The request: Repeat the material verbatim and drop the pictures.

The records:
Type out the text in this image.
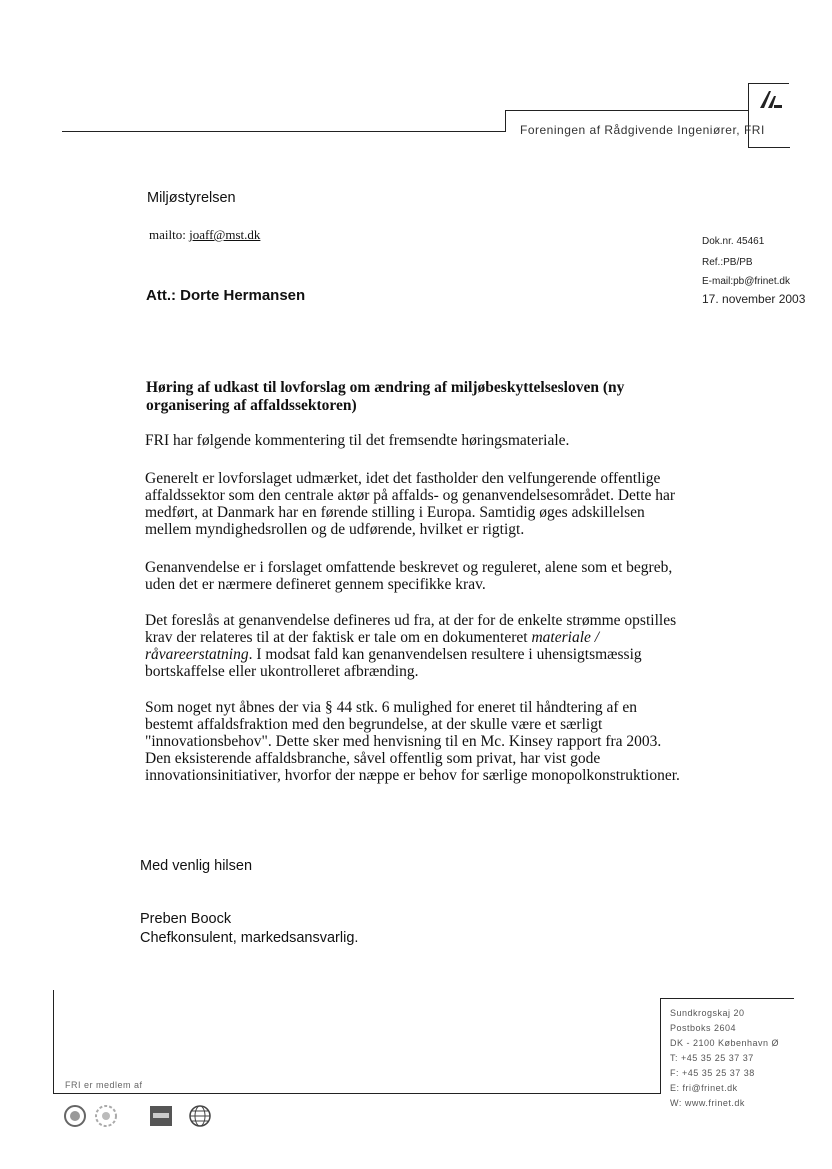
Foreningen af Rådgivende Ingeniører, FRI
Miljøstyrelsen
mailto: joaff@mst.dk
Att.: Dorte Hermansen
Dok.nr. 45461
Ref.:PB/PB
E-mail:pb@frinet.dk
17. november 2003
Høring af udkast til lovforslag om ændring af miljøbeskyttelsesloven (ny organisering af affaldssektoren)
FRI har følgende kommentering til det fremsendte høringsmateriale.
Generelt er lovforslaget udmærket, idet det fastholder den velfungerende offentlige affaldssektor som den centrale aktør på affalds- og genanvendelsesområdet. Dette har medført, at Danmark har en førende stilling i Europa. Samtidig øges adskillelsen mellem myndighedsrollen og de udførende, hvilket er rigtigt.
Genanvendelse er i forslaget omfattende beskrevet og reguleret, alene som et begreb, uden det er nærmere defineret gennem specifikke krav.
Det foreslås at genanvendelse defineres ud fra, at der for de enkelte strømme opstilles krav der relateres til at der faktisk er tale om en dokumenteret materiale / råvareerstatning. I modsat fald kan genanvendelsen resultere i uhensigtsmæssig bortskaffelse eller ukontrolleret afbrænding.
Som noget nyt åbnes der via § 44 stk. 6 mulighed for eneret til håndtering af en bestemt affaldsfraktion med den begrundelse, at der skulle være et særligt "innovationsbehov". Dette sker med henvisning til en Mc. Kinsey rapport fra 2003. Den eksisterende affaldsbranche, såvel offentlig som privat, har vist gode innovationsinitiativer, hvorfor der næppe er behov for særlige monopolkonstruktioner.
Med venlig hilsen
Preben Boock
Chefkonsulent, markedsansvarlig.
Sundkrogskaj 20
Postboks 2604
DK - 2100 København Ø
T: +45 35 25 37 37
F: +45 35 25 37 38
E: fri@frinet.dk
W: www.frinet.dk
FRI er medlem af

Full solution:
Type out the text in this image.
Foreningen af Rådgivende Ingeniører, FRI
Miljøstyrelsen
mailto: joaff@mst.dk
Att.: Dorte Hermansen
Dok.nr. 45461
Ref.:PB/PB
E-mail:pb@frinet.dk
17. november 2003
Høring af udkast til lovforslag om ændring af miljøbeskyttelsesloven (ny organisering af affaldssektoren)
FRI har følgende kommentering til det fremsendte høringsmateriale.
Generelt er lovforslaget udmærket, idet det fastholder den velfungerende offentlige affaldssektor som den centrale aktør på affalds- og genanvendelsesområdet. Dette har medført, at Danmark har en førende stilling i Europa. Samtidig øges adskillelsen mellem myndighedsrollen og de udførende, hvilket er rigtigt.
Genanvendelse er i forslaget omfattende beskrevet og reguleret, alene som et begreb, uden det er nærmere defineret gennem specifikke krav.
Det foreslås at genanvendelse defineres ud fra, at der for de enkelte strømme opstilles krav der relateres til at der faktisk er tale om en dokumenteret materiale / råvareerstatning. I modsat fald kan genanvendelsen resultere i uhensigtsmæssig bortskaffelse eller ukontrolleret afbrænding.
Som noget nyt åbnes der via § 44 stk. 6 mulighed for eneret til håndtering af en bestemt affaldsfraktion med den begrundelse, at der skulle være et særligt "innovationsbehov". Dette sker med henvisning til en Mc. Kinsey rapport fra 2003. Den eksisterende affaldsbranche, såvel offentlig som privat, har vist gode innovationsinitiativer, hvorfor der næppe er behov for særlige monopolkonstruktioner.
Med venlig hilsen
Preben Boock
Chefkonsulent, markedsansvarlig.
Sundkrogskaj 20
Postboks 2604
DK - 2100 København Ø
T: +45 35 25 37 37
F: +45 35 25 37 38
E: fri@frinet.dk
W: www.frinet.dk
FRI er medlem af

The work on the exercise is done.